What this task involves => Output the lines that follow exactly as they are.

Records provided =>
%%

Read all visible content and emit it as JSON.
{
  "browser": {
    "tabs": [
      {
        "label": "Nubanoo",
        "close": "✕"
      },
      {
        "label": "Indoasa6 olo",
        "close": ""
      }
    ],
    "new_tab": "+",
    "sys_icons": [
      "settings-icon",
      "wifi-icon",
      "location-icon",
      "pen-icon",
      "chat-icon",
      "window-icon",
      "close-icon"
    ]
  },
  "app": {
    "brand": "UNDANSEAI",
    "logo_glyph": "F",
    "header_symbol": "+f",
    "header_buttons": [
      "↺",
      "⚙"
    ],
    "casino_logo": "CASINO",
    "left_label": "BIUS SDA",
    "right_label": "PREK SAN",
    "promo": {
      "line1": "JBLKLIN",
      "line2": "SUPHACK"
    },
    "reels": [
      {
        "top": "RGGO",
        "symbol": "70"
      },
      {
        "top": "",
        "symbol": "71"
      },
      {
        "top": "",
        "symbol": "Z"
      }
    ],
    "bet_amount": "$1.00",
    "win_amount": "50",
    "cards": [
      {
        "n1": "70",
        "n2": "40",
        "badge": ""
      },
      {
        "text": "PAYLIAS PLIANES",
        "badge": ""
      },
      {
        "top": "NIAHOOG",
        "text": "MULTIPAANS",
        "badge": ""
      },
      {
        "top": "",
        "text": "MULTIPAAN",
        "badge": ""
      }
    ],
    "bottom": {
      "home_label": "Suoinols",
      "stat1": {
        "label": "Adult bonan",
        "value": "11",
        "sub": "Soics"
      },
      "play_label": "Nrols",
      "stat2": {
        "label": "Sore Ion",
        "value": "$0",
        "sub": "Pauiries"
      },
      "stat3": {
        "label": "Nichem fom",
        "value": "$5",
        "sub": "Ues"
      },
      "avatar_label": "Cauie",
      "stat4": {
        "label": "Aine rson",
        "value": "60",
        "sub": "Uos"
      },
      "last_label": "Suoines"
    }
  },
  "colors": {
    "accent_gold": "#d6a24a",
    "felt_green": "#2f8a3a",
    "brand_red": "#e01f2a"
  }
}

%%

Response =>
Read all visible content and emit it as JSON.
{
  "browser": {
    "tabs": [
      {
        "label": "Nubanoo",
        "close": "✕"
      },
      {
        "label": "Indoasa6 olo",
        "close": ""
      }
    ],
    "new_tab": "+",
    "sys_icons": [
      "settings-icon",
      "wifi-icon",
      "location-icon",
      "pen-icon",
      "chat-icon",
      "window-icon",
      "close-icon"
    ]
  },
  "app": {
    "brand": "UNDANSEAI",
    "logo_glyph": "F",
    "header_symbol": "+f",
    "header_buttons": [
      "↺",
      "⚙"
    ],
    "casino_logo": "CASINO",
    "left_label": "BIUS SDA",
    "right_label": "PREK SAN",
    "promo": {
      "line1": "JBLKLIN",
      "line2": "SUPHACK"
    },
    "reels": [
      {
        "top": "RGGO",
        "symbol": "70"
      },
      {
        "top": "",
        "symbol": "71"
      },
      {
        "top": "",
        "symbol": "Z"
      }
    ],
    "bet_amount": "$1.00",
    "win_amount": "50",
    "cards": [
      {
        "n1": "70",
        "n2": "40",
        "badge": ""
      },
      {
        "text": "PAYLIAS PLIANES",
        "badge": ""
      },
      {
        "top": "NIAHOOG",
        "text": "MULTIPAANS",
        "badge": ""
      },
      {
        "top": "",
        "text": "MULTIPAAN",
        "badge": ""
      }
    ],
    "bottom": {
      "home_label": "Suoinols",
      "stat1": {
        "label": "Adult bonan",
        "value": "11",
        "sub": "Soics"
      },
      "play_label": "Nrols",
      "stat2": {
        "label": "Sore Ion",
        "value": "$0",
        "sub": "Pauiries"
      },
      "stat3": {
        "label": "Nichem fom",
        "value": "$5",
        "sub": "Ues"
      },
      "avatar_label": "Cauie",
      "stat4": {
        "label": "Aine rson",
        "value": "60",
        "sub": "Uos"
      },
      "last_label": "Suoines"
    }
  },
  "colors": {
    "accent_gold": "#d6a24a",
    "felt_green": "#2f8a3a",
    "brand_red": "#e01f2a"
  }
}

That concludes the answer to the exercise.